Given problem:
Repeat the records verbatim and leave the pictures out of your copy.

-----

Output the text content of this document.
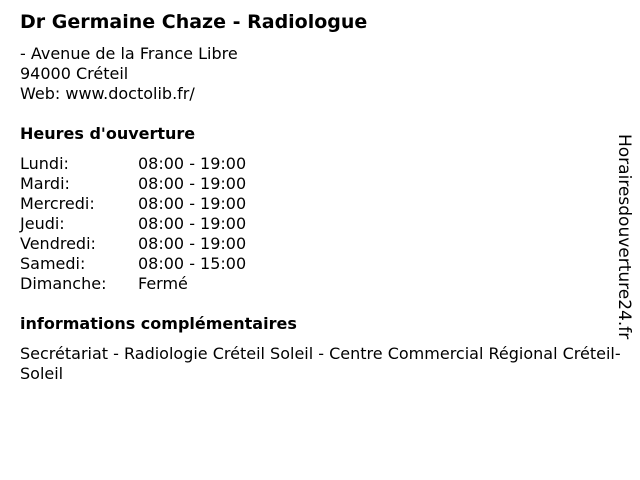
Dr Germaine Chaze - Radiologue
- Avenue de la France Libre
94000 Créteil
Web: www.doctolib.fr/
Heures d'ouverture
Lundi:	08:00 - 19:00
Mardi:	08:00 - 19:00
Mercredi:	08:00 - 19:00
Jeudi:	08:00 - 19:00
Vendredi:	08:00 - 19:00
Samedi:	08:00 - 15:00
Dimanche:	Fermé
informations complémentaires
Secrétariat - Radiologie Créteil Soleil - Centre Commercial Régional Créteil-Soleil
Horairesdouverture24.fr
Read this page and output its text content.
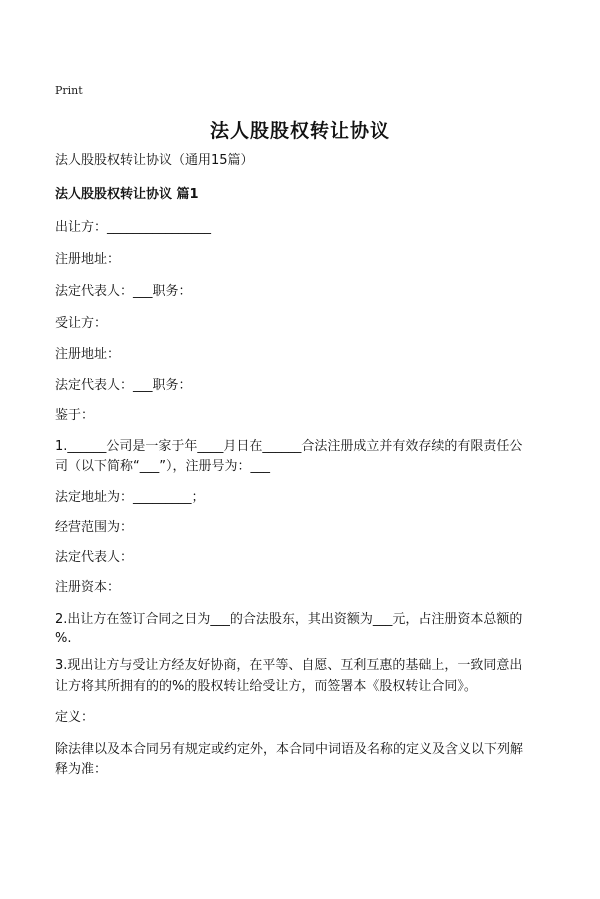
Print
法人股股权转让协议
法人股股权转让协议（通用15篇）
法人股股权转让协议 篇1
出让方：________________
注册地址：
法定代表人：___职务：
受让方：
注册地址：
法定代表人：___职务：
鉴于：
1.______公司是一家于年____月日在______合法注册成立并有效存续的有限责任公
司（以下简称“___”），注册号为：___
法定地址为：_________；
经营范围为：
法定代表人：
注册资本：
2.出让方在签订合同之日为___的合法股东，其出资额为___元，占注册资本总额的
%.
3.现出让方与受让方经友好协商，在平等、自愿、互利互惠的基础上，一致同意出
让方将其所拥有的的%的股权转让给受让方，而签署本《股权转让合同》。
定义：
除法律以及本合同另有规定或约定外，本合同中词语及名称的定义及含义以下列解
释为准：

-----

Response:
Output the text content of this document.
Dr Germaine Chaze - Radiologue
- Avenue de la France Libre
94000 Créteil
Web: www.doctolib.fr/
Heures d'ouverture
Lundi:	08:00 - 19:00
Mardi:	08:00 - 19:00
Mercredi:	08:00 - 19:00
Jeudi:	08:00 - 19:00
Vendredi:	08:00 - 19:00
Samedi:	08:00 - 15:00
Dimanche:	Fermé
informations complémentaires
Secrétariat - Radiologie Créteil Soleil - Centre Commercial Régional Créteil-Soleil
Horairesdouverture24.fr
Read this page and output its text content.
Print
法人股股权转让协议
法人股股权转让协议（通用15篇）
法人股股权转让协议 篇1
出让方：________________
注册地址：
法定代表人：___职务：
受让方：
注册地址：
法定代表人：___职务：
鉴于：
1.______公司是一家于年____月日在______合法注册成立并有效存续的有限责任公
司（以下简称“___”），注册号为：___
法定地址为：_________；
经营范围为：
法定代表人：
注册资本：
2.出让方在签订合同之日为___的合法股东，其出资额为___元，占注册资本总额的
%.
3.现出让方与受让方经友好协商，在平等、自愿、互利互惠的基础上，一致同意出
让方将其所拥有的的%的股权转让给受让方，而签署本《股权转让合同》。
定义：
除法律以及本合同另有规定或约定外，本合同中词语及名称的定义及含义以下列解
释为准：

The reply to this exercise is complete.